:: MATERIAL FOR THIS EXERCISE

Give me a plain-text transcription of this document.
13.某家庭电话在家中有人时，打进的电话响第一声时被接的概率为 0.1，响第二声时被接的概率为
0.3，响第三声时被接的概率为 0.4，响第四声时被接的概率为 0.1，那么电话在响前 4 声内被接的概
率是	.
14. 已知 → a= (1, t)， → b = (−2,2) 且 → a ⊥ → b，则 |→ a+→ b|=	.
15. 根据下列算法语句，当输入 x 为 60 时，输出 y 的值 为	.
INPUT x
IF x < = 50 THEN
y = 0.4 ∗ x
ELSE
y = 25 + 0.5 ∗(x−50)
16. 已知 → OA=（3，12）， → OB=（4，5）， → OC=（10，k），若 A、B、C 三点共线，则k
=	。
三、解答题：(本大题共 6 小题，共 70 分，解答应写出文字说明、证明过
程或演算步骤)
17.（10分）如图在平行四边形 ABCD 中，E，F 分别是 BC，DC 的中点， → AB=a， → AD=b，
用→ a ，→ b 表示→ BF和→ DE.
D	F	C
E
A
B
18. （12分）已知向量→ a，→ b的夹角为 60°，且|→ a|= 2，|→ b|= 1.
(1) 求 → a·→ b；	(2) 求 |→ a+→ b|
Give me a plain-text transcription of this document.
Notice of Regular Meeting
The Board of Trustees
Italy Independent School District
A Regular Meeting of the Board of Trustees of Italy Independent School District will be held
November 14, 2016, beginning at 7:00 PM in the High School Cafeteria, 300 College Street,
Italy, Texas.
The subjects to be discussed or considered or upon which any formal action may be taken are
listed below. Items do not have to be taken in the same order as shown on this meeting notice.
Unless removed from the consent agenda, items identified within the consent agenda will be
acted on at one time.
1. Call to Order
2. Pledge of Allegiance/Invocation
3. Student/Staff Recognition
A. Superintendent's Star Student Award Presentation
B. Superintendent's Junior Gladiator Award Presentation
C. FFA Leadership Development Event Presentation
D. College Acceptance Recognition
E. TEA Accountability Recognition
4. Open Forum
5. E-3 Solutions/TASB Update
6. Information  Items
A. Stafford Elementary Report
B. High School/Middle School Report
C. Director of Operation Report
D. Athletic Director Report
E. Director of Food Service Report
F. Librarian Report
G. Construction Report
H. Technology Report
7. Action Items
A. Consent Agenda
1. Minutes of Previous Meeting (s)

::::

**TASK PROMPT:** Repeat the records above exactly, leaving none out.

**THE SOLUTION:**
Give me a plain-text transcription of this document.
13.某家庭电话在家中有人时，打进的电话响第一声时被接的概率为 0.1，响第二声时被接的概率为
0.3，响第三声时被接的概率为 0.4，响第四声时被接的概率为 0.1，那么电话在响前 4 声内被接的概
率是	.
14. 已知 → a= (1, t)， → b = (−2,2) 且 → a ⊥ → b，则 |→ a+→ b|=	.
15. 根据下列算法语句，当输入 x 为 60 时，输出 y 的值 为	.
INPUT x
IF x < = 50 THEN
y = 0.4 ∗ x
ELSE
y = 25 + 0.5 ∗(x−50)
16. 已知 → OA=（3，12）， → OB=（4，5）， → OC=（10，k），若 A、B、C 三点共线，则k
=	。
三、解答题：(本大题共 6 小题，共 70 分，解答应写出文字说明、证明过
程或演算步骤)
17.（10分）如图在平行四边形 ABCD 中，E，F 分别是 BC，DC 的中点， → AB=a， → AD=b，
用→ a ，→ b 表示→ BF和→ DE.
D	F	C
E
A
B
18. （12分）已知向量→ a，→ b的夹角为 60°，且|→ a|= 2，|→ b|= 1.
(1) 求 → a·→ b；	(2) 求 |→ a+→ b|
Give me a plain-text transcription of this document.
Notice of Regular Meeting
The Board of Trustees
Italy Independent School District
A Regular Meeting of the Board of Trustees of Italy Independent School District will be held
November 14, 2016, beginning at 7:00 PM in the High School Cafeteria, 300 College Street,
Italy, Texas.
The subjects to be discussed or considered or upon which any formal action may be taken are
listed below. Items do not have to be taken in the same order as shown on this meeting notice.
Unless removed from the consent agenda, items identified within the consent agenda will be
acted on at one time.
1. Call to Order
2. Pledge of Allegiance/Invocation
3. Student/Staff Recognition
A. Superintendent's Star Student Award Presentation
B. Superintendent's Junior Gladiator Award Presentation
C. FFA Leadership Development Event Presentation
D. College Acceptance Recognition
E. TEA Accountability Recognition
4. Open Forum
5. E-3 Solutions/TASB Update
6. Information  Items
A. Stafford Elementary Report
B. High School/Middle School Report
C. Director of Operation Report
D. Athletic Director Report
E. Director of Food Service Report
F. Librarian Report
G. Construction Report
H. Technology Report
7. Action Items
A. Consent Agenda
1. Minutes of Previous Meeting (s)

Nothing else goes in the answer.